__WHAT YOU NEED TO DO__.
Your task is to print all of the material verbatim.

Saved entries
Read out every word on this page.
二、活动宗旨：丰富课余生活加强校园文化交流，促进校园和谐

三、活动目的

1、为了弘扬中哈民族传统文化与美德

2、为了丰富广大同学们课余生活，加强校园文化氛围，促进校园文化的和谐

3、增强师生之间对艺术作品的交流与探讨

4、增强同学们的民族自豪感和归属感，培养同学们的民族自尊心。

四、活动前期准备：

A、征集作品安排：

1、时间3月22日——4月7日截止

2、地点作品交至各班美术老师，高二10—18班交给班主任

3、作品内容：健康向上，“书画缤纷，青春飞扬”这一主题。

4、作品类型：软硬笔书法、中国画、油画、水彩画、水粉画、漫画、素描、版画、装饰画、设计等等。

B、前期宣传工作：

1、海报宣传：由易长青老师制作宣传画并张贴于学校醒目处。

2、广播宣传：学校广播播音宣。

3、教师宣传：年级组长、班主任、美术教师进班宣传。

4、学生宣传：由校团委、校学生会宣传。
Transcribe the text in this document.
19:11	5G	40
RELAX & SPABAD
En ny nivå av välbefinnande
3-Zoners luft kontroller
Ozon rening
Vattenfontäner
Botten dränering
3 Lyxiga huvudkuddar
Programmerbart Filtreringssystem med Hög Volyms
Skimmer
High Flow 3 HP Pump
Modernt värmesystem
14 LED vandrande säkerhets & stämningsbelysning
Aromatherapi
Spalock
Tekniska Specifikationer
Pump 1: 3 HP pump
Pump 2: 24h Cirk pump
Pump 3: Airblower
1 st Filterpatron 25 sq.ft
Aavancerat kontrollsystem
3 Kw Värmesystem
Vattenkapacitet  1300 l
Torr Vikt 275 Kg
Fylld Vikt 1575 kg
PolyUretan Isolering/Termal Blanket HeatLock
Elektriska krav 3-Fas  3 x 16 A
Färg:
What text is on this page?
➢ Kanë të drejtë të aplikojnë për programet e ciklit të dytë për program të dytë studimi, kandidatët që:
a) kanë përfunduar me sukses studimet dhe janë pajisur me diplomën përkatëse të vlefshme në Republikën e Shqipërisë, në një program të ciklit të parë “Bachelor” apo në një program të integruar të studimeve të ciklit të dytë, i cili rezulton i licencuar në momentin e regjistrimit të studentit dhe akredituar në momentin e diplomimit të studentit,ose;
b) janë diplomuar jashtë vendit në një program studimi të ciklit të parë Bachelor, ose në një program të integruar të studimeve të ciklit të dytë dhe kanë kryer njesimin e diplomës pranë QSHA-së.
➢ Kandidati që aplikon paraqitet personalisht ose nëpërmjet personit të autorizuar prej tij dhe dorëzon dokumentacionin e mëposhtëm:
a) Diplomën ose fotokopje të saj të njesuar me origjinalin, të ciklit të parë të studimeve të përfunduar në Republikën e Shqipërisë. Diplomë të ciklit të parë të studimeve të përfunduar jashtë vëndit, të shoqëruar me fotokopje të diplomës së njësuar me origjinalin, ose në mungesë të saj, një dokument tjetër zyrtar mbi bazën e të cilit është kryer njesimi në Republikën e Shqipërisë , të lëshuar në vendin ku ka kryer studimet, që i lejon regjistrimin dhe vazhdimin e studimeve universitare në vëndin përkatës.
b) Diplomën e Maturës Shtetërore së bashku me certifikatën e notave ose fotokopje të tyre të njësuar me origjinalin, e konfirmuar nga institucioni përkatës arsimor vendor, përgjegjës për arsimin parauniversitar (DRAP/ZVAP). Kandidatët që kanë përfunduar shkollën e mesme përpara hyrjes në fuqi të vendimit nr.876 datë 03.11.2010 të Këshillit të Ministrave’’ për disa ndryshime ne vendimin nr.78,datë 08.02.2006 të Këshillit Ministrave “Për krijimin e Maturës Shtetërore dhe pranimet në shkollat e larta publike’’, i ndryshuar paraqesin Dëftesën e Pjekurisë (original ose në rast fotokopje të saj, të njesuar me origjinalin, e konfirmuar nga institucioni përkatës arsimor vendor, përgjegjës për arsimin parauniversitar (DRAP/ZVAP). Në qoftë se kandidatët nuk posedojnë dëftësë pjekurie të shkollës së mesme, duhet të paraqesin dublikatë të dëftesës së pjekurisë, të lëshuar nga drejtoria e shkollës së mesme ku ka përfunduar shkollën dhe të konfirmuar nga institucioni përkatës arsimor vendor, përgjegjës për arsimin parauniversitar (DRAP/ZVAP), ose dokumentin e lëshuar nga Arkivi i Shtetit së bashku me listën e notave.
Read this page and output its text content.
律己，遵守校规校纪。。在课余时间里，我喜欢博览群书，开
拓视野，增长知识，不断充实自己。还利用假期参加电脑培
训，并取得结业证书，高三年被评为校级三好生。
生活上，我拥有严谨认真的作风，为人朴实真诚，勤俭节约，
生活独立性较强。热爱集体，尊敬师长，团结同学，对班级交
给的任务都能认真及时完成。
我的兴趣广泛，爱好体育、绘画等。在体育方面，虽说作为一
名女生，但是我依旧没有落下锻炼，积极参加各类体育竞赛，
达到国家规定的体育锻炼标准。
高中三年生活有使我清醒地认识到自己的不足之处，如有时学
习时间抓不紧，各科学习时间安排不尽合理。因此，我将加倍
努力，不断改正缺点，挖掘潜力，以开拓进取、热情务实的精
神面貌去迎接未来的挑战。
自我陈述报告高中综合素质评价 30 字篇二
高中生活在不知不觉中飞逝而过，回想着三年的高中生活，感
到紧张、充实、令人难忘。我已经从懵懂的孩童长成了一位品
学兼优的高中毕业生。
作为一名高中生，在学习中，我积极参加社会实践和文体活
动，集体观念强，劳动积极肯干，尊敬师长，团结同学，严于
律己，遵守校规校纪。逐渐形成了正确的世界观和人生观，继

__OUTPUT__.
Read out every word on this page.
二、活动宗旨：丰富课余生活加强校园文化交流，促进校园和谐

三、活动目的

1、为了弘扬中哈民族传统文化与美德

2、为了丰富广大同学们课余生活，加强校园文化氛围，促进校园文化的和谐

3、增强师生之间对艺术作品的交流与探讨

4、增强同学们的民族自豪感和归属感，培养同学们的民族自尊心。

四、活动前期准备：

A、征集作品安排：

1、时间3月22日——4月7日截止

2、地点作品交至各班美术老师，高二10—18班交给班主任

3、作品内容：健康向上，“书画缤纷，青春飞扬”这一主题。

4、作品类型：软硬笔书法、中国画、油画、水彩画、水粉画、漫画、素描、版画、装饰画、设计等等。

B、前期宣传工作：

1、海报宣传：由易长青老师制作宣传画并张贴于学校醒目处。

2、广播宣传：学校广播播音宣。

3、教师宣传：年级组长、班主任、美术教师进班宣传。

4、学生宣传：由校团委、校学生会宣传。
Transcribe the text in this document.
19:11	5G	40
RELAX & SPABAD
En ny nivå av välbefinnande
3-Zoners luft kontroller
Ozon rening
Vattenfontäner
Botten dränering
3 Lyxiga huvudkuddar
Programmerbart Filtreringssystem med Hög Volyms
Skimmer
High Flow 3 HP Pump
Modernt värmesystem
14 LED vandrande säkerhets & stämningsbelysning
Aromatherapi
Spalock
Tekniska Specifikationer
Pump 1: 3 HP pump
Pump 2: 24h Cirk pump
Pump 3: Airblower
1 st Filterpatron 25 sq.ft
Aavancerat kontrollsystem
3 Kw Värmesystem
Vattenkapacitet  1300 l
Torr Vikt 275 Kg
Fylld Vikt 1575 kg
PolyUretan Isolering/Termal Blanket HeatLock
Elektriska krav 3-Fas  3 x 16 A
Färg:
What text is on this page?
➢ Kanë të drejtë të aplikojnë për programet e ciklit të dytë për program të dytë studimi, kandidatët që:
a) kanë përfunduar me sukses studimet dhe janë pajisur me diplomën përkatëse të vlefshme në Republikën e Shqipërisë, në një program të ciklit të parë “Bachelor” apo në një program të integruar të studimeve të ciklit të dytë, i cili rezulton i licencuar në momentin e regjistrimit të studentit dhe akredituar në momentin e diplomimit të studentit,ose;
b) janë diplomuar jashtë vendit në një program studimi të ciklit të parë Bachelor, ose në një program të integruar të studimeve të ciklit të dytë dhe kanë kryer njesimin e diplomës pranë QSHA-së.
➢ Kandidati që aplikon paraqitet personalisht ose nëpërmjet personit të autorizuar prej tij dhe dorëzon dokumentacionin e mëposhtëm:
a) Diplomën ose fotokopje të saj të njesuar me origjinalin, të ciklit të parë të studimeve të përfunduar në Republikën e Shqipërisë. Diplomë të ciklit të parë të studimeve të përfunduar jashtë vëndit, të shoqëruar me fotokopje të diplomës së njësuar me origjinalin, ose në mungesë të saj, një dokument tjetër zyrtar mbi bazën e të cilit është kryer njesimi në Republikën e Shqipërisë , të lëshuar në vendin ku ka kryer studimet, që i lejon regjistrimin dhe vazhdimin e studimeve universitare në vëndin përkatës.
b) Diplomën e Maturës Shtetërore së bashku me certifikatën e notave ose fotokopje të tyre të njësuar me origjinalin, e konfirmuar nga institucioni përkatës arsimor vendor, përgjegjës për arsimin parauniversitar (DRAP/ZVAP). Kandidatët që kanë përfunduar shkollën e mesme përpara hyrjes në fuqi të vendimit nr.876 datë 03.11.2010 të Këshillit të Ministrave’’ për disa ndryshime ne vendimin nr.78,datë 08.02.2006 të Këshillit Ministrave “Për krijimin e Maturës Shtetërore dhe pranimet në shkollat e larta publike’’, i ndryshuar paraqesin Dëftesën e Pjekurisë (original ose në rast fotokopje të saj, të njesuar me origjinalin, e konfirmuar nga institucioni përkatës arsimor vendor, përgjegjës për arsimin parauniversitar (DRAP/ZVAP). Në qoftë se kandidatët nuk posedojnë dëftësë pjekurie të shkollës së mesme, duhet të paraqesin dublikatë të dëftesës së pjekurisë, të lëshuar nga drejtoria e shkollës së mesme ku ka përfunduar shkollën dhe të konfirmuar nga institucioni përkatës arsimor vendor, përgjegjës për arsimin parauniversitar (DRAP/ZVAP), ose dokumentin e lëshuar nga Arkivi i Shtetit së bashku me listën e notave.
Read this page and output its text content.
律己，遵守校规校纪。。在课余时间里，我喜欢博览群书，开
拓视野，增长知识，不断充实自己。还利用假期参加电脑培
训，并取得结业证书，高三年被评为校级三好生。
生活上，我拥有严谨认真的作风，为人朴实真诚，勤俭节约，
生活独立性较强。热爱集体，尊敬师长，团结同学，对班级交
给的任务都能认真及时完成。
我的兴趣广泛，爱好体育、绘画等。在体育方面，虽说作为一
名女生，但是我依旧没有落下锻炼，积极参加各类体育竞赛，
达到国家规定的体育锻炼标准。
高中三年生活有使我清醒地认识到自己的不足之处，如有时学
习时间抓不紧，各科学习时间安排不尽合理。因此，我将加倍
努力，不断改正缺点，挖掘潜力，以开拓进取、热情务实的精
神面貌去迎接未来的挑战。
自我陈述报告高中综合素质评价 30 字篇二
高中生活在不知不觉中飞逝而过，回想着三年的高中生活，感
到紧张、充实、令人难忘。我已经从懵懂的孩童长成了一位品
学兼优的高中毕业生。
作为一名高中生，在学习中，我积极参加社会实践和文体活
动，集体观念强，劳动积极肯干，尊敬师长，团结同学，严于
律己，遵守校规校纪。逐渐形成了正确的世界观和人生观，继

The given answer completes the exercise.